Records for the task
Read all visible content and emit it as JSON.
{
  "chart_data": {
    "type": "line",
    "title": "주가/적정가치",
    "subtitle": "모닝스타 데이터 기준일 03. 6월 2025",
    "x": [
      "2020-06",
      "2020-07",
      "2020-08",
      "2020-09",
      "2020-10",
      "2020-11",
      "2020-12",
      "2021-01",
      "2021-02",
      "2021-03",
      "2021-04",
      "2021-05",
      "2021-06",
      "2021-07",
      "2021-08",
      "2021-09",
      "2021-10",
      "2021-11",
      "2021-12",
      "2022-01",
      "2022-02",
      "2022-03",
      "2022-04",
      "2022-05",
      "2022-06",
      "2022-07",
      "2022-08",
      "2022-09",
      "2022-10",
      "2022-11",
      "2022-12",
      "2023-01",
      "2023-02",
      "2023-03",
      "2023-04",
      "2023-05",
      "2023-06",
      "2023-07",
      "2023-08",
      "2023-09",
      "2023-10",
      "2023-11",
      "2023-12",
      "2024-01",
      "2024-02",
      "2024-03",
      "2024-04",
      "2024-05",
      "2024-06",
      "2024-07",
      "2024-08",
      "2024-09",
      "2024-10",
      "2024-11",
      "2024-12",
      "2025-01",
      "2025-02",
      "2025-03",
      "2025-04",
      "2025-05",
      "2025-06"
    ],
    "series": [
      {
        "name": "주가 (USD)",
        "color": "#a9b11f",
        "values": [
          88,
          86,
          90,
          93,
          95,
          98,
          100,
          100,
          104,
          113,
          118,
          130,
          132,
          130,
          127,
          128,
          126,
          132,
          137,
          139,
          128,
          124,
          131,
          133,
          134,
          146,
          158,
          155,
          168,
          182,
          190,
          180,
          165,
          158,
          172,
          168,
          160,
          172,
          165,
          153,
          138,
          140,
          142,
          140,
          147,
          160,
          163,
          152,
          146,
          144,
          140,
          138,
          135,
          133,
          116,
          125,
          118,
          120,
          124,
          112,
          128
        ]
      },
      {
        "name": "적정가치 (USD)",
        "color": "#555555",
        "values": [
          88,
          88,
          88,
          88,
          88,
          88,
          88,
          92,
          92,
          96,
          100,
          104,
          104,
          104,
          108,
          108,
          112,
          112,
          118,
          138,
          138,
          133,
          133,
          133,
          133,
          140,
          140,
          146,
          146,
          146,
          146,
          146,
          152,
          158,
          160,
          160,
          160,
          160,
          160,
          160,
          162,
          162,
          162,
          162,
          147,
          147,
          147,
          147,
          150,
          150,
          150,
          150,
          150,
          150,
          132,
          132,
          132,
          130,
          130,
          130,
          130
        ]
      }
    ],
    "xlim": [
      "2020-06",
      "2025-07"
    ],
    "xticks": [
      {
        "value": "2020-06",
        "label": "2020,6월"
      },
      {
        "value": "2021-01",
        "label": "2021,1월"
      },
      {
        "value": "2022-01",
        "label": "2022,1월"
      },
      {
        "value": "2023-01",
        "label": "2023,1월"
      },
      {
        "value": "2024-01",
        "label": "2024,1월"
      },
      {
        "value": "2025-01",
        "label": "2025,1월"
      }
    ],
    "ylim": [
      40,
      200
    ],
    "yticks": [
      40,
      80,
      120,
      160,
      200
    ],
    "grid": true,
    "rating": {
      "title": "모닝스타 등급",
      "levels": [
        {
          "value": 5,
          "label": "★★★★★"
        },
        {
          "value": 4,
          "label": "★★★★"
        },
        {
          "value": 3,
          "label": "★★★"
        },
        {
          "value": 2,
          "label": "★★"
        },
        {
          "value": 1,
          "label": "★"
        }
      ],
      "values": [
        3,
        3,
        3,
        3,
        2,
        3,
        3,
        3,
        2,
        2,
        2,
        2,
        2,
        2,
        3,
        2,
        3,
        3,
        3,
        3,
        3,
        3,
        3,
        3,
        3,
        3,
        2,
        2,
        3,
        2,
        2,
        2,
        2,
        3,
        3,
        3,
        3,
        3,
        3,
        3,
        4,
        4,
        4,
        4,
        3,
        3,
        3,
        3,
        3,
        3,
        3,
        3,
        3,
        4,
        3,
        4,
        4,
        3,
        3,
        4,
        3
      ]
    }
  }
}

Requirement
Copy every record exactly, with nothing added or dropped.

Final answer
Read all visible content and emit it as JSON.
{
  "chart_data": {
    "type": "line",
    "title": "주가/적정가치",
    "subtitle": "모닝스타 데이터 기준일 03. 6월 2025",
    "x": [
      "2020-06",
      "2020-07",
      "2020-08",
      "2020-09",
      "2020-10",
      "2020-11",
      "2020-12",
      "2021-01",
      "2021-02",
      "2021-03",
      "2021-04",
      "2021-05",
      "2021-06",
      "2021-07",
      "2021-08",
      "2021-09",
      "2021-10",
      "2021-11",
      "2021-12",
      "2022-01",
      "2022-02",
      "2022-03",
      "2022-04",
      "2022-05",
      "2022-06",
      "2022-07",
      "2022-08",
      "2022-09",
      "2022-10",
      "2022-11",
      "2022-12",
      "2023-01",
      "2023-02",
      "2023-03",
      "2023-04",
      "2023-05",
      "2023-06",
      "2023-07",
      "2023-08",
      "2023-09",
      "2023-10",
      "2023-11",
      "2023-12",
      "2024-01",
      "2024-02",
      "2024-03",
      "2024-04",
      "2024-05",
      "2024-06",
      "2024-07",
      "2024-08",
      "2024-09",
      "2024-10",
      "2024-11",
      "2024-12",
      "2025-01",
      "2025-02",
      "2025-03",
      "2025-04",
      "2025-05",
      "2025-06"
    ],
    "series": [
      {
        "name": "주가 (USD)",
        "color": "#a9b11f",
        "values": [
          88,
          86,
          90,
          93,
          95,
          98,
          100,
          100,
          104,
          113,
          118,
          130,
          132,
          130,
          127,
          128,
          126,
          132,
          137,
          139,
          128,
          124,
          131,
          133,
          134,
          146,
          158,
          155,
          168,
          182,
          190,
          180,
          165,
          158,
          172,
          168,
          160,
          172,
          165,
          153,
          138,
          140,
          142,
          140,
          147,
          160,
          163,
          152,
          146,
          144,
          140,
          138,
          135,
          133,
          116,
          125,
          118,
          120,
          124,
          112,
          128
        ]
      },
      {
        "name": "적정가치 (USD)",
        "color": "#555555",
        "values": [
          88,
          88,
          88,
          88,
          88,
          88,
          88,
          92,
          92,
          96,
          100,
          104,
          104,
          104,
          108,
          108,
          112,
          112,
          118,
          138,
          138,
          133,
          133,
          133,
          133,
          140,
          140,
          146,
          146,
          146,
          146,
          146,
          152,
          158,
          160,
          160,
          160,
          160,
          160,
          160,
          162,
          162,
          162,
          162,
          147,
          147,
          147,
          147,
          150,
          150,
          150,
          150,
          150,
          150,
          132,
          132,
          132,
          130,
          130,
          130,
          130
        ]
      }
    ],
    "xlim": [
      "2020-06",
      "2025-07"
    ],
    "xticks": [
      {
        "value": "2020-06",
        "label": "2020,6월"
      },
      {
        "value": "2021-01",
        "label": "2021,1월"
      },
      {
        "value": "2022-01",
        "label": "2022,1월"
      },
      {
        "value": "2023-01",
        "label": "2023,1월"
      },
      {
        "value": "2024-01",
        "label": "2024,1월"
      },
      {
        "value": "2025-01",
        "label": "2025,1월"
      }
    ],
    "ylim": [
      40,
      200
    ],
    "yticks": [
      40,
      80,
      120,
      160,
      200
    ],
    "grid": true,
    "rating": {
      "title": "모닝스타 등급",
      "levels": [
        {
          "value": 5,
          "label": "★★★★★"
        },
        {
          "value": 4,
          "label": "★★★★"
        },
        {
          "value": 3,
          "label": "★★★"
        },
        {
          "value": 2,
          "label": "★★"
        },
        {
          "value": 1,
          "label": "★"
        }
      ],
      "values": [
        3,
        3,
        3,
        3,
        2,
        3,
        3,
        3,
        2,
        2,
        2,
        2,
        2,
        2,
        3,
        2,
        3,
        3,
        3,
        3,
        3,
        3,
        3,
        3,
        3,
        3,
        2,
        2,
        3,
        2,
        2,
        2,
        2,
        3,
        3,
        3,
        3,
        3,
        3,
        3,
        4,
        4,
        4,
        4,
        3,
        3,
        3,
        3,
        3,
        3,
        3,
        3,
        3,
        4,
        3,
        4,
        4,
        3,
        3,
        4,
        3
      ]
    }
  }
}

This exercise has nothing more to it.